**About this exercise**
A single number is the whole answer: the count of lines in the records where "Omega" occurs.
------------------------------------------------
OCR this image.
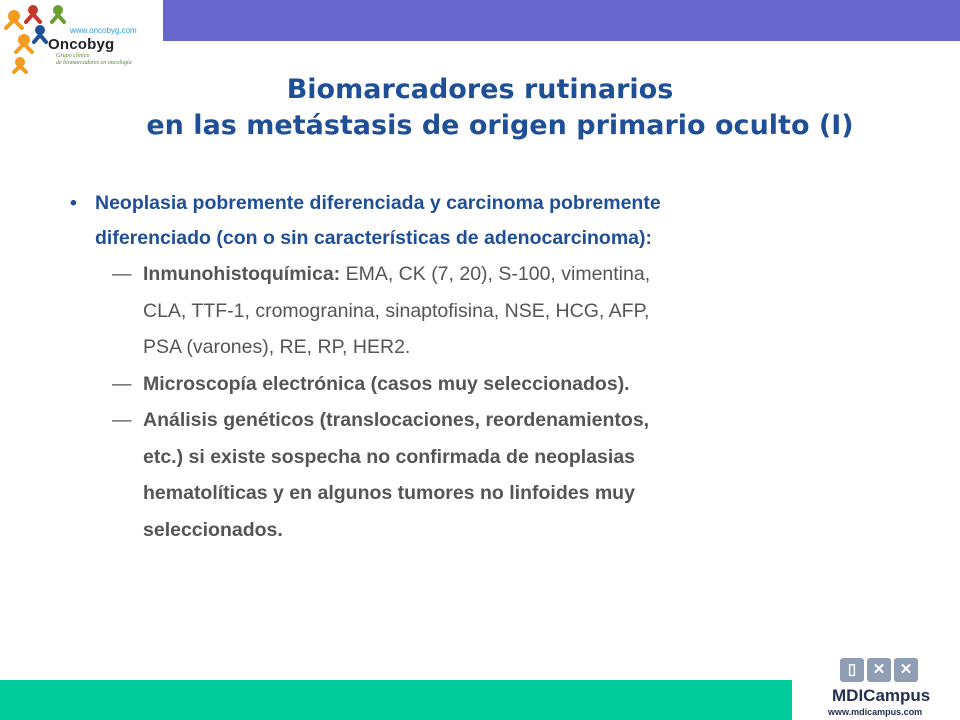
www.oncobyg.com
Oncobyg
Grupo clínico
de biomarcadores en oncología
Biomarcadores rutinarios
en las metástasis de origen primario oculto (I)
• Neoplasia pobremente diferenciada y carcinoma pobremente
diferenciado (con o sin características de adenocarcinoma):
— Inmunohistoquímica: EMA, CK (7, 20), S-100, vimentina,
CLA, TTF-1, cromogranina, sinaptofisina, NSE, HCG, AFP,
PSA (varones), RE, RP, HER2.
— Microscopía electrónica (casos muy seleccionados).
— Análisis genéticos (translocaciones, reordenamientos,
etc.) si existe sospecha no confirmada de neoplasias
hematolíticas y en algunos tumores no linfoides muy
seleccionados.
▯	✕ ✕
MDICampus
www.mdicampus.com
------------------------------------------------
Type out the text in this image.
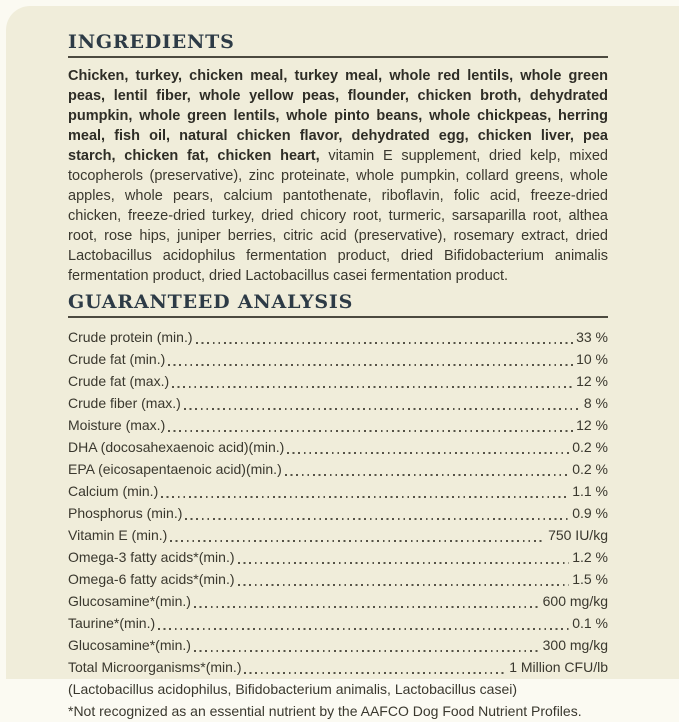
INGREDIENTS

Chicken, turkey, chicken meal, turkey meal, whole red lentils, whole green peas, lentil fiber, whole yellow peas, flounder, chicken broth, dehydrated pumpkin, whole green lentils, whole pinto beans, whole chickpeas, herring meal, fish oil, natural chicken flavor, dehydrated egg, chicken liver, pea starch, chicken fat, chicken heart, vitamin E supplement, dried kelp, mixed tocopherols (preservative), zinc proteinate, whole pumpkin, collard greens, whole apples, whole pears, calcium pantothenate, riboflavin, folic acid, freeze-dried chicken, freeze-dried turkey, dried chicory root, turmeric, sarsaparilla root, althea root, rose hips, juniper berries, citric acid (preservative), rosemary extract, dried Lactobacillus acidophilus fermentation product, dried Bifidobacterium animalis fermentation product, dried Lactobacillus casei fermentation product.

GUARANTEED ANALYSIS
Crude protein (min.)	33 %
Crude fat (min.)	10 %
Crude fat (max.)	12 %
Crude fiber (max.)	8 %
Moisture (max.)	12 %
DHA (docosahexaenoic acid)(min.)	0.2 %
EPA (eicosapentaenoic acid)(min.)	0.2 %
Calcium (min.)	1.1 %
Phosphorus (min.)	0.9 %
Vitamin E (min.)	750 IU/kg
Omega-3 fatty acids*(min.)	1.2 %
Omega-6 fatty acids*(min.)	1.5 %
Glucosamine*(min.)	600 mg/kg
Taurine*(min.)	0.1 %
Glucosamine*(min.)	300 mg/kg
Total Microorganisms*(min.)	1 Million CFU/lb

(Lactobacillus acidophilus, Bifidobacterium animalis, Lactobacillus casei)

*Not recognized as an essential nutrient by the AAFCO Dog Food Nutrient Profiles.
------------------------------------------------
**Result**
2